(REQUIRED TASK) Check whether each statement agrees with the forum thread below. For each, answer yes or no and quote the words from the thread that decide it. (a) The suggested blobFromImage call sets the size to 224 by 224. (b) Swapping in the suggested blob code produced the right result. (c) The problem was eventually fixed by rewriting the preprocessing and loading image functions.

(SOURCE DOCUMENT)
----------

Sorry ,I have no plan. But, guy, I know why your results are not consistent with those below python.
if debug,you can see the processing here is different from the object detection.
the CenterCrop and the Normalize both used here. So,you should add CenterCrop and normalization in loadImage(), or try the following code:
Mat blob;
cv::dnn::blobFromImage(frame, blob, 1 / 255.0, Size(224, 224), cv::Scalar(104, 117, 123), true, true);
float* pp = (float*)blob.data;
std::copy(pp, pp + numInputElements, input);
Thanks for the reply, I added
cv::Mat blob;
cv::dnn::blobFromImage(frame, blob, 1 / 255.0, cv::Size(224, 224), cv::Scalar(104, 117, 123), true, true);
float* pp = (float*)blob.data;
std::copy(pp, pp + numInputElements, input);
instead of
const std::vector<float> imageVec = loadImage(frame, width, height);
I couldn't get the right result
If this doesn't work, you may have to achieve these functions yourself.
@UNeedCryDear Hi, The problem has been solved by rewriting the preprocessing and loading image functions. Thanks
Congratulations !
Hi, thanks for your work. I have trained a model with yolo-cls and exported it to ONNX. I'm using this for inferencing but the result is not correct. Could you please guide me?
Thanks in advance

----------

(ITEMS)
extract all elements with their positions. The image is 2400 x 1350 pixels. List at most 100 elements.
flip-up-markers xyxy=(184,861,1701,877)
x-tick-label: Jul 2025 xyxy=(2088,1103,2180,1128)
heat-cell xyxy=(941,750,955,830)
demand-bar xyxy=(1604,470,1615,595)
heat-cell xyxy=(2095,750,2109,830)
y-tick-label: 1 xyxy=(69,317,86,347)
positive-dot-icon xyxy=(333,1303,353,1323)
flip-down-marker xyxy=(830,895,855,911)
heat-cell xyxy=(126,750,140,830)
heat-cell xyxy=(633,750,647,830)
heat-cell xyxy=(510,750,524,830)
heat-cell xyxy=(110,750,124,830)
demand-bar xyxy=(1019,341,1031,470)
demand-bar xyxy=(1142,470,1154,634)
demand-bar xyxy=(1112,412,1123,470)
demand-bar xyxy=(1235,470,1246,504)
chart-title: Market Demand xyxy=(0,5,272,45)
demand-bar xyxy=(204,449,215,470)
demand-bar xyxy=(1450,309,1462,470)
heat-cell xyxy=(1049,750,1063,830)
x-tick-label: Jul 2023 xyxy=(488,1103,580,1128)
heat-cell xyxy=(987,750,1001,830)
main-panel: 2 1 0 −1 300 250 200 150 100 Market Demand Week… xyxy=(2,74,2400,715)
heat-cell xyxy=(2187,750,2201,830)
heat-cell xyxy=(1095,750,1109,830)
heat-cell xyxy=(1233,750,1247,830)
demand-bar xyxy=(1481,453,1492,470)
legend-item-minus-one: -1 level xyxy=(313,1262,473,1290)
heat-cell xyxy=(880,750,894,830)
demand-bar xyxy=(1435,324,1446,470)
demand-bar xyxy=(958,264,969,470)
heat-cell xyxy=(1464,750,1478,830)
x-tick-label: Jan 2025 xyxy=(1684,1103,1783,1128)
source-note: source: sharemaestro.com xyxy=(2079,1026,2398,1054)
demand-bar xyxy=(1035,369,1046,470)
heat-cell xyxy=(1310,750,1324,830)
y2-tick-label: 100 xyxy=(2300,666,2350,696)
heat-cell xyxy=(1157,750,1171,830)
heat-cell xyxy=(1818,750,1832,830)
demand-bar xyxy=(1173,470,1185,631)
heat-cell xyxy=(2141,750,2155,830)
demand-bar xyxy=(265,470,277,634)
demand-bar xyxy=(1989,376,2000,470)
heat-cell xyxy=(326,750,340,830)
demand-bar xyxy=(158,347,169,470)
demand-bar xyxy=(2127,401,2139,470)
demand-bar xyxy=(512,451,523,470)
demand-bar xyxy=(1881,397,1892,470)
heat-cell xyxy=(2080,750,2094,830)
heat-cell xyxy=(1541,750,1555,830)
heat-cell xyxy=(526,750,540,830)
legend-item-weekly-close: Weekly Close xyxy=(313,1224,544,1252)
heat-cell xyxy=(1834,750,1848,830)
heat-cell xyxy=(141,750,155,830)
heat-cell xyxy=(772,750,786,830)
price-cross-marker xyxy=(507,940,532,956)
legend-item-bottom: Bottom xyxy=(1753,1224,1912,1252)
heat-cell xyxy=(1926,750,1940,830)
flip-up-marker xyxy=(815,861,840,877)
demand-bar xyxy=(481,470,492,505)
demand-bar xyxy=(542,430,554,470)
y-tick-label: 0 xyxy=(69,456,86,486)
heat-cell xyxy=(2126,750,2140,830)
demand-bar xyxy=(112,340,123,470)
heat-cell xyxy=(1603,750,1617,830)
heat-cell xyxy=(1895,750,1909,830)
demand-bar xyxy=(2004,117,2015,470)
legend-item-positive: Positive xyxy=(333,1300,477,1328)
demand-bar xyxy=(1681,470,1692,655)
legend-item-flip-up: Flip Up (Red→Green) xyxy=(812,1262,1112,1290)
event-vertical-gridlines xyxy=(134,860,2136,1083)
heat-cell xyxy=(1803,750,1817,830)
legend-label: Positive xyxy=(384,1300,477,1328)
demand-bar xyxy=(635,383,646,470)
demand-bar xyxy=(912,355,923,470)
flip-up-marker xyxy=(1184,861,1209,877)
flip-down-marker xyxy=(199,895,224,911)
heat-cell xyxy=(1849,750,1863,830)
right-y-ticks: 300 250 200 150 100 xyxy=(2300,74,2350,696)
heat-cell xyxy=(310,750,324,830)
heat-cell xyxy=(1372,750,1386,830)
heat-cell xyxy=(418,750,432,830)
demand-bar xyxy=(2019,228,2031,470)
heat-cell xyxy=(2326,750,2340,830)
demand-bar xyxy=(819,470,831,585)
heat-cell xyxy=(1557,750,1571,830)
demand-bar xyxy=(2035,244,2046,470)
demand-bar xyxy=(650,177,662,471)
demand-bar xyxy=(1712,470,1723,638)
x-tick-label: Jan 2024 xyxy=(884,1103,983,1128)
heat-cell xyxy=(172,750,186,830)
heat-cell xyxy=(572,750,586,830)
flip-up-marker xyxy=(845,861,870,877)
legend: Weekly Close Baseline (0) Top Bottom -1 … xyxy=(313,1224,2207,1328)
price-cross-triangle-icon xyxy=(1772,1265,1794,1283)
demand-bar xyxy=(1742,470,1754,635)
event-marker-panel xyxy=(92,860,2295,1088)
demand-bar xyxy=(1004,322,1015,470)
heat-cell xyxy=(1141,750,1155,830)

----------

(ANSWER BELOW)
(a) Yes: "Size(224, 224)"
(b) No: "I couldn't get the right result"
(c) Yes: "The problem has been solved by rewriting the preprocessing and loading image functions."